- **RECORDS TO PROCESS**

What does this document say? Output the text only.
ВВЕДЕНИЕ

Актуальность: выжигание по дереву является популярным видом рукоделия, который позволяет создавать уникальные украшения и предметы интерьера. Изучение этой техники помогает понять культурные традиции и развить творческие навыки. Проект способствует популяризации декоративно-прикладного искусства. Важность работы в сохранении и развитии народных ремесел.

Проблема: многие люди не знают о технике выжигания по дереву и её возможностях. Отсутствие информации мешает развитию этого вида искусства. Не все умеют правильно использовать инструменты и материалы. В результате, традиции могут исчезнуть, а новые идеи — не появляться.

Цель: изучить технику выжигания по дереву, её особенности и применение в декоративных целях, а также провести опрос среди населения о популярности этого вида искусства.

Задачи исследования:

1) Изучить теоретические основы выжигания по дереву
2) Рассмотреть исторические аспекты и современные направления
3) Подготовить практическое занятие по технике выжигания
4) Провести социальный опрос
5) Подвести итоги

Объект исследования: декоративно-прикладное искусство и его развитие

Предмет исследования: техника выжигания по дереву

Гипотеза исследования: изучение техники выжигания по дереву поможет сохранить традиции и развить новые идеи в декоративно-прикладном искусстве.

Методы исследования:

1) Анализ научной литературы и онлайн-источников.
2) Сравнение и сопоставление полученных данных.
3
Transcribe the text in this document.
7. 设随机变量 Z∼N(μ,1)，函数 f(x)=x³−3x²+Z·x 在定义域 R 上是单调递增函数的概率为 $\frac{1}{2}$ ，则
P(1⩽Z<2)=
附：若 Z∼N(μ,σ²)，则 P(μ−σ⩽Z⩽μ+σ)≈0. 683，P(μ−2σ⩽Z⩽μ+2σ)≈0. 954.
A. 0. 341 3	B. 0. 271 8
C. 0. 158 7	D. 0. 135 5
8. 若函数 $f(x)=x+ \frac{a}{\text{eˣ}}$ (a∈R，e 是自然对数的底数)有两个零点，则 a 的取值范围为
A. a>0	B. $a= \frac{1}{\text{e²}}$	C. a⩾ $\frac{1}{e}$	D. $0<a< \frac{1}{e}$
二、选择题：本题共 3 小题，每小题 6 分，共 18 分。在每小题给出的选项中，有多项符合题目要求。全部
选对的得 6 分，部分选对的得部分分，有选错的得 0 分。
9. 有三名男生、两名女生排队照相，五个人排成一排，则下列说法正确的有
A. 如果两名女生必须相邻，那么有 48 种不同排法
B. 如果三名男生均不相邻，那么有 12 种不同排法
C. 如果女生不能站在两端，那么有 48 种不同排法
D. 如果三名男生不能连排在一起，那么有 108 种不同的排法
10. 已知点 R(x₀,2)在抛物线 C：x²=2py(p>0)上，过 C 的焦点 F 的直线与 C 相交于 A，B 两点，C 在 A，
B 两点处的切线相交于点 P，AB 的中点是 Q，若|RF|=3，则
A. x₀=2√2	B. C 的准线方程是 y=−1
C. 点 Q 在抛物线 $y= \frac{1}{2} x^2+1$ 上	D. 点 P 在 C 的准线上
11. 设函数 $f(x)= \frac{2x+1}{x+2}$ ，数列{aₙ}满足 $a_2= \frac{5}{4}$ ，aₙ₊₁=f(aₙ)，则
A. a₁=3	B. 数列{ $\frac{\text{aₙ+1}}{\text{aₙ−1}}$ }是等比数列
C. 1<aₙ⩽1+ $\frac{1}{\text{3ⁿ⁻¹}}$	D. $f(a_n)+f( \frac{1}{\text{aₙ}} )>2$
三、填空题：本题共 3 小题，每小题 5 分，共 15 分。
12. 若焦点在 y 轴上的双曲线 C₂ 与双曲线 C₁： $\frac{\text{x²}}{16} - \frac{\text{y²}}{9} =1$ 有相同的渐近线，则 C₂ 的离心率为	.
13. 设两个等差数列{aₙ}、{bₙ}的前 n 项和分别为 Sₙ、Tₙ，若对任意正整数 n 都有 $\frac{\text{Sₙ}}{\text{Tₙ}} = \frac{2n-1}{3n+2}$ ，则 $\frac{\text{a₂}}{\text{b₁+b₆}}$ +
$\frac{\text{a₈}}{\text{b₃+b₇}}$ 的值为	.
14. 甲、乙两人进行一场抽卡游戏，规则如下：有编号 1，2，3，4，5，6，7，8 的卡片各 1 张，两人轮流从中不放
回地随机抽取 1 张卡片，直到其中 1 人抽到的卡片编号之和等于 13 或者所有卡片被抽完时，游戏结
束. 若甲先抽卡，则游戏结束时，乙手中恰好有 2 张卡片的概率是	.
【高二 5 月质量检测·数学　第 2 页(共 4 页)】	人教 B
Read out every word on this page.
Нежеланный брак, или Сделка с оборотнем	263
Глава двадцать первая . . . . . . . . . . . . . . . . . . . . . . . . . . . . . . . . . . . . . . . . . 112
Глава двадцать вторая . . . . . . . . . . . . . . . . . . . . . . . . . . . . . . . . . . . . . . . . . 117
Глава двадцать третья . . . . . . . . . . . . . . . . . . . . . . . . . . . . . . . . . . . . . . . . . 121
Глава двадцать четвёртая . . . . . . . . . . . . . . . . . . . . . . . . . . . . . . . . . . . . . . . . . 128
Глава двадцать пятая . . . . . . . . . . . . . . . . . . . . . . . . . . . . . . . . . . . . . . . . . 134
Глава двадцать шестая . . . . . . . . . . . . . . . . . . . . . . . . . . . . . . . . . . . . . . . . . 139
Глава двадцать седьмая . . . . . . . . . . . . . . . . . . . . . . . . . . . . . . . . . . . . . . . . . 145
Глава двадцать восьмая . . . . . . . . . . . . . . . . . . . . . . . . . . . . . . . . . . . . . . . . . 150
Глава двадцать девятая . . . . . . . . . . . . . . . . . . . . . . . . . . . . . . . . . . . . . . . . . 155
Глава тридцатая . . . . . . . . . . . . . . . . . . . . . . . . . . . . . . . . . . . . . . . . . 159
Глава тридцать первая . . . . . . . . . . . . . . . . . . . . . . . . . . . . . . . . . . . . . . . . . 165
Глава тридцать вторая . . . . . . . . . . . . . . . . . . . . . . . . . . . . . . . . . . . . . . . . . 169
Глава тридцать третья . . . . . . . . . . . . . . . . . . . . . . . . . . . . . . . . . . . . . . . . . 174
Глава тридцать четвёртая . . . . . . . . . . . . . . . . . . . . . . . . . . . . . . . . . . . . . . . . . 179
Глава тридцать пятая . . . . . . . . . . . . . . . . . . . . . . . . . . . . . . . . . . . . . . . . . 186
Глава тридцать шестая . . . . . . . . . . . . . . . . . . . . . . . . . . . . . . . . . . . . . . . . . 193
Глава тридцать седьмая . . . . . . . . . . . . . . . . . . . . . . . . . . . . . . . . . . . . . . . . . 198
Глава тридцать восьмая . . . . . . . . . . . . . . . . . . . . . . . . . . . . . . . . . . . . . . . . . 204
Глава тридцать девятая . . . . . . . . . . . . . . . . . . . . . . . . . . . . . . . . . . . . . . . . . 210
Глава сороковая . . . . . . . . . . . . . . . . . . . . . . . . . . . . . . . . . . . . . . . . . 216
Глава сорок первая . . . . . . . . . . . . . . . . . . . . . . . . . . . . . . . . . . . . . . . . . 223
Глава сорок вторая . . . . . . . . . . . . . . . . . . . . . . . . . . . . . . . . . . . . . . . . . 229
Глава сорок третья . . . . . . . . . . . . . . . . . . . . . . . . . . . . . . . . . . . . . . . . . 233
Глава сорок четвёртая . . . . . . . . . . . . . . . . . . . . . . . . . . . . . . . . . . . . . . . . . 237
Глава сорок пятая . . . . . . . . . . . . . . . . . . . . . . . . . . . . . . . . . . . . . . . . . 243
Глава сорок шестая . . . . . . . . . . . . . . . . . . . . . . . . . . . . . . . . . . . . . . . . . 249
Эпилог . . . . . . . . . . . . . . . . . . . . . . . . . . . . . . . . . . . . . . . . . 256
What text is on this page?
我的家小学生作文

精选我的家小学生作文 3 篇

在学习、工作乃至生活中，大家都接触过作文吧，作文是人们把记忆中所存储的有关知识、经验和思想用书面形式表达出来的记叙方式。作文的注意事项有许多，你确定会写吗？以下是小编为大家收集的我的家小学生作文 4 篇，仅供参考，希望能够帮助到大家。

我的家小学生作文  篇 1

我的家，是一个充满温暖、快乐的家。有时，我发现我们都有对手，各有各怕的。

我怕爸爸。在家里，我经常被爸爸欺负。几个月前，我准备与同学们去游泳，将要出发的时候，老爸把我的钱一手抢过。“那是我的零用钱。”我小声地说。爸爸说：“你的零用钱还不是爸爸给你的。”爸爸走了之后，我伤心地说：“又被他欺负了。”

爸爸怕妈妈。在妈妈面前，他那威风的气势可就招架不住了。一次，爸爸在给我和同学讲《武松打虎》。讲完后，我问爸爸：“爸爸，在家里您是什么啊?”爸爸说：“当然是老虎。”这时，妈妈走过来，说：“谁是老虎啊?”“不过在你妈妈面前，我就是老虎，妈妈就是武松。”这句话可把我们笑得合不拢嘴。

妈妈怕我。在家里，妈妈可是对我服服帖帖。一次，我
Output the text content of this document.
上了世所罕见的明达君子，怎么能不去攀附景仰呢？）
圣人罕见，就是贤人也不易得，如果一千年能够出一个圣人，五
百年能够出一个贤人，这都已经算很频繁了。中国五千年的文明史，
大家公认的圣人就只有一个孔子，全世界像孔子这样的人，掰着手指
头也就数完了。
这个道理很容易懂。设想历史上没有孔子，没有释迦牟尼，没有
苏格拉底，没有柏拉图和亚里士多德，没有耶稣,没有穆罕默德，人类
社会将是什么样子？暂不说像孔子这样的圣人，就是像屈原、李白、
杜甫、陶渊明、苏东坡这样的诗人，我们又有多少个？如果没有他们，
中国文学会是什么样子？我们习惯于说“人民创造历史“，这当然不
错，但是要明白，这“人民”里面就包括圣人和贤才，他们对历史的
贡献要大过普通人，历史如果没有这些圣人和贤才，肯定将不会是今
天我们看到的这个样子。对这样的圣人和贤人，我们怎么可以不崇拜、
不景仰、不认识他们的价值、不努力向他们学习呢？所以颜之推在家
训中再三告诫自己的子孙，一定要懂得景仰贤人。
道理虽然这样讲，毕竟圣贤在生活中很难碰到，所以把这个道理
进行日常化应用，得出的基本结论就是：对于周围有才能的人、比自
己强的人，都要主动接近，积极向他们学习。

- **DO THIS**
Copy exactly the lines above, from the one containing "Output the text content of this document." through the very last line.

- **FINAL RESULT**
Output the text content of this document.
上了世所罕见的明达君子，怎么能不去攀附景仰呢？）
圣人罕见，就是贤人也不易得，如果一千年能够出一个圣人，五
百年能够出一个贤人，这都已经算很频繁了。中国五千年的文明史，
大家公认的圣人就只有一个孔子，全世界像孔子这样的人，掰着手指
头也就数完了。
这个道理很容易懂。设想历史上没有孔子，没有释迦牟尼，没有
苏格拉底，没有柏拉图和亚里士多德，没有耶稣,没有穆罕默德，人类
社会将是什么样子？暂不说像孔子这样的圣人，就是像屈原、李白、
杜甫、陶渊明、苏东坡这样的诗人，我们又有多少个？如果没有他们，
中国文学会是什么样子？我们习惯于说“人民创造历史“，这当然不
错，但是要明白，这“人民”里面就包括圣人和贤才，他们对历史的
贡献要大过普通人，历史如果没有这些圣人和贤才，肯定将不会是今
天我们看到的这个样子。对这样的圣人和贤人，我们怎么可以不崇拜、
不景仰、不认识他们的价值、不努力向他们学习呢？所以颜之推在家
训中再三告诫自己的子孙，一定要懂得景仰贤人。
道理虽然这样讲，毕竟圣贤在生活中很难碰到，所以把这个道理
进行日常化应用，得出的基本结论就是：对于周围有才能的人、比自
己强的人，都要主动接近，积极向他们学习。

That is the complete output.